***** Quoted passage
# Fee Structure of Private medical colleges.



## WajeehBJ

Hello,
I wanted to know the fee structure of various private medical colleges of Pakistan. Could anyone inform me about the fee structure of sharif medical and dental college, wah medical college, central park medical college, lahore medical and dental college, CMH, yusra medical college and federal medical and dental college (PIMS). I'd be really grateful. Also tell your opinion about the best private medical college of Pakistan except Army medical college and Agha khan. And if possible, do let me know which private medical college has has the least fees among all.


----------



## sandal ashraf

u want to apply on local seat or foreign/overseas seat?


----------



## WajeehBJ

sandal ashraf said:


> u want to apply on local seat or foreign/overseas seat?


I want to apply for local seat....


----------



## sandal ashraf

WajeehBJ said:


> I want to apply for local seat....
**********
***** Entries shown
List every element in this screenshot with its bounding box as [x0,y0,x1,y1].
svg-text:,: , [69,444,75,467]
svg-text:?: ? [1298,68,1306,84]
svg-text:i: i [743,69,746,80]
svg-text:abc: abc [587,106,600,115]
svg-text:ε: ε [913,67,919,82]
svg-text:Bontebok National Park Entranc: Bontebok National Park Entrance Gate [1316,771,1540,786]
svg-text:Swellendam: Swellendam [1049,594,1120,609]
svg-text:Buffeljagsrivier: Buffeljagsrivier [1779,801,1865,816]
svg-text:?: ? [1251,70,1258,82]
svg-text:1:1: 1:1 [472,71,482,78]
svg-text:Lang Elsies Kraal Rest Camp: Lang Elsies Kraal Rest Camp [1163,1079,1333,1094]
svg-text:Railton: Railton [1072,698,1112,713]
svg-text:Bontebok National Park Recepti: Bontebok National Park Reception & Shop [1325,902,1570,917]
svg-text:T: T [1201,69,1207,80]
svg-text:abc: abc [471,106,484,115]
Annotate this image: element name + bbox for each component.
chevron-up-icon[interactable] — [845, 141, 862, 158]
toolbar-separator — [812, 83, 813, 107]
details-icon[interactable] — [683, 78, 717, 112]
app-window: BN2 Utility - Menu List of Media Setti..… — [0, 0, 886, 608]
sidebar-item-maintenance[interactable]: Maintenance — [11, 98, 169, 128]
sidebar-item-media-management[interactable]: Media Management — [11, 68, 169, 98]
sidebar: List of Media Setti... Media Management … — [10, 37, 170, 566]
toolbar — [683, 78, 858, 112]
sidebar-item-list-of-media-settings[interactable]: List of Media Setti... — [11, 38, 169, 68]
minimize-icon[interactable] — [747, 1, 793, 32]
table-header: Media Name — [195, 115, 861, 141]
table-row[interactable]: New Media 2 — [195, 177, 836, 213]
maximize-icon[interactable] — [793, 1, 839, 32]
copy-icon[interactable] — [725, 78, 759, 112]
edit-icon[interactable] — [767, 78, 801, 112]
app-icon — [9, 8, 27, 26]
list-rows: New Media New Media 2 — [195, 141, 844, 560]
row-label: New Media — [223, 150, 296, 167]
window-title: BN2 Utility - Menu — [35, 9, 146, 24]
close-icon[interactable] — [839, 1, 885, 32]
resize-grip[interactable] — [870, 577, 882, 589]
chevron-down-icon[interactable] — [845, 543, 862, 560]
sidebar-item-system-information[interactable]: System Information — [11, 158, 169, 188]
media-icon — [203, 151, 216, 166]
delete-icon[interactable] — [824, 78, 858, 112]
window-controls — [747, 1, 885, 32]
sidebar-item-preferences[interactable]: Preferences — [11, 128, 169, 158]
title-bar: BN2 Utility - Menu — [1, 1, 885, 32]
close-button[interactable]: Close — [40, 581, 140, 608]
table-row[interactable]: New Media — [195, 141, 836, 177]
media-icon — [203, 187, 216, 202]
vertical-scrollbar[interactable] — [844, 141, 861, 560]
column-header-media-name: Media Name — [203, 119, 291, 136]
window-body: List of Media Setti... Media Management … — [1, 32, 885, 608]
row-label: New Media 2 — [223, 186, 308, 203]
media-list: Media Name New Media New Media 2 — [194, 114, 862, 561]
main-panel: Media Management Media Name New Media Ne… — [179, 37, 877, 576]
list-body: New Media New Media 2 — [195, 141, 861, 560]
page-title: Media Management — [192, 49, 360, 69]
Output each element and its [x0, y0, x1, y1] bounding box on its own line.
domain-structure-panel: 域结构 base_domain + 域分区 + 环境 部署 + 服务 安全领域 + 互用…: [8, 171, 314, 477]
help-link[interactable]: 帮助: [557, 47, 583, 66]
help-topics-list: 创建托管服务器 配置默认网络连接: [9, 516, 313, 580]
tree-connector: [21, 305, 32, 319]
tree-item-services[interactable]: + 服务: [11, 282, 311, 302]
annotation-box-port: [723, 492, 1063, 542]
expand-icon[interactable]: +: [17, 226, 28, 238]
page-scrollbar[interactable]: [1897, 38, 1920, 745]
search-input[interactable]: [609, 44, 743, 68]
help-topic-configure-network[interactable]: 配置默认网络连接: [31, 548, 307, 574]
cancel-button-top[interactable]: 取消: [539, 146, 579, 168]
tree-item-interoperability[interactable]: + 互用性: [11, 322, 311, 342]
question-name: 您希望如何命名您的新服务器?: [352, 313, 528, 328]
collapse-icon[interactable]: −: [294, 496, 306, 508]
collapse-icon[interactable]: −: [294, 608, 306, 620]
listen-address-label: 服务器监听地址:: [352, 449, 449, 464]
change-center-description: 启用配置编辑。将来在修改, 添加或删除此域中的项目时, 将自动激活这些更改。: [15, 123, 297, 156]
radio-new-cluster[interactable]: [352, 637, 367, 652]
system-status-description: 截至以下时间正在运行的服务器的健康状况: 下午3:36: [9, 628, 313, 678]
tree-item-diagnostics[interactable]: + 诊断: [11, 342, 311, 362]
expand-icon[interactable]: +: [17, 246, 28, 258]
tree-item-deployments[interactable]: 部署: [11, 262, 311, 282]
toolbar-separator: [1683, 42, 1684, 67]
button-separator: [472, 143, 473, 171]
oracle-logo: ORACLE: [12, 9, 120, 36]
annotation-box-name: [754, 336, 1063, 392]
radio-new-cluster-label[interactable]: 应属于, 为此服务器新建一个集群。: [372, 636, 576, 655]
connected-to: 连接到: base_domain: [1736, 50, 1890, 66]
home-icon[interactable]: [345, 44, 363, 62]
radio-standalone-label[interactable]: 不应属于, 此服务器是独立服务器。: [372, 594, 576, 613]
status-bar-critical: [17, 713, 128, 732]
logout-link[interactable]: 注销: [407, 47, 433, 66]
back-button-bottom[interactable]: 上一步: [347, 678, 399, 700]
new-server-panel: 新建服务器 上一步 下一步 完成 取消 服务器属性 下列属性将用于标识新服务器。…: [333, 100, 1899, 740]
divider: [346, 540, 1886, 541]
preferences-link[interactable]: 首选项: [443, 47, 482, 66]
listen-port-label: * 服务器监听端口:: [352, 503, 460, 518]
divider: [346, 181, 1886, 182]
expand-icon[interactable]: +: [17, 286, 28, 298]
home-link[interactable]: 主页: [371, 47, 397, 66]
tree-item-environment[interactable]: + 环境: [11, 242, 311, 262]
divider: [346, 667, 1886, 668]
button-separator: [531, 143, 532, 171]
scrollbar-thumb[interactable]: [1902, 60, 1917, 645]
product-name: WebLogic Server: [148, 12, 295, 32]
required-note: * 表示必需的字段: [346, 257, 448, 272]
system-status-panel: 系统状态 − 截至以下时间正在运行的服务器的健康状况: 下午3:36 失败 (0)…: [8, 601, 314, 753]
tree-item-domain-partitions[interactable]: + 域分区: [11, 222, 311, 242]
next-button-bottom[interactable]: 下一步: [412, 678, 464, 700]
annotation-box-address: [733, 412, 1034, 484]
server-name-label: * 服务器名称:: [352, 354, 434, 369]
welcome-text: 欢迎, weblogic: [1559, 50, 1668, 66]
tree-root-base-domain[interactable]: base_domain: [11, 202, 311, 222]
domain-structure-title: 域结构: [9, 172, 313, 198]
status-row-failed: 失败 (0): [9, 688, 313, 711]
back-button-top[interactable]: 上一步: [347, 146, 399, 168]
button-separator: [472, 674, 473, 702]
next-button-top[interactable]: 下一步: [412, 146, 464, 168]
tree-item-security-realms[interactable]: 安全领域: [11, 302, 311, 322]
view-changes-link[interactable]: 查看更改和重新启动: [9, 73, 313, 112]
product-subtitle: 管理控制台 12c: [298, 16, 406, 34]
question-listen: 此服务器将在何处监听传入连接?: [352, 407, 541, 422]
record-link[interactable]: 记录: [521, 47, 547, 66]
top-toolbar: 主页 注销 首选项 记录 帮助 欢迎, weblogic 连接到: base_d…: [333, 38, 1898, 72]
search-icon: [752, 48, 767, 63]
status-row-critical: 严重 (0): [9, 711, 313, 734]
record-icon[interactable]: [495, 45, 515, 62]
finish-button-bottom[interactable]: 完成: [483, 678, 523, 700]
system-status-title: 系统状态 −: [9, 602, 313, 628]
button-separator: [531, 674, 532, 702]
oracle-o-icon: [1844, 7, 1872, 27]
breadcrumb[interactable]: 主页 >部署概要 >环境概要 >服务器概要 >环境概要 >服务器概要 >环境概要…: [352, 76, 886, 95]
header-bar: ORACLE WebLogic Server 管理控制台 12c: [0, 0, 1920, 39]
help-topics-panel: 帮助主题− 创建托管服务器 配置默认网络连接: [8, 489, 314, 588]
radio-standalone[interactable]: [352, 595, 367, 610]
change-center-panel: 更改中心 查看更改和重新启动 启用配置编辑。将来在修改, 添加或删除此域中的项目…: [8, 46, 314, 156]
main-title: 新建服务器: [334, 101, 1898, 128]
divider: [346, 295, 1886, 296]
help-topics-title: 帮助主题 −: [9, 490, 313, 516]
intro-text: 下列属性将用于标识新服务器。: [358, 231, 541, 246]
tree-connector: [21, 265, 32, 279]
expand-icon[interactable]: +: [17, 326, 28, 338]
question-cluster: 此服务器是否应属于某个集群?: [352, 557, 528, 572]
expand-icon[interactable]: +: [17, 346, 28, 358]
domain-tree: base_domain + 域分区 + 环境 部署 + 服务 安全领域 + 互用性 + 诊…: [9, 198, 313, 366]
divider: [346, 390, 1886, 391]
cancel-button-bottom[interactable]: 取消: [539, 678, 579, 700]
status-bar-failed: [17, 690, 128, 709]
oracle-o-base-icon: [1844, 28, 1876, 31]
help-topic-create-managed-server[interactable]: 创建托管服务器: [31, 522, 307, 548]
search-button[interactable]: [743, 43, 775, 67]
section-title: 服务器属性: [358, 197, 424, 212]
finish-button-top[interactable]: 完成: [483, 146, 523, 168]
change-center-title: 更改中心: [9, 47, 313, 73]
**********
:: What to do ::
In the forum thread on private medical college fees, what kind of seat does WajeehBJ say he wants to apply for? The listing isn't needed for this.

:: Solution to the exercise ::
A local seat.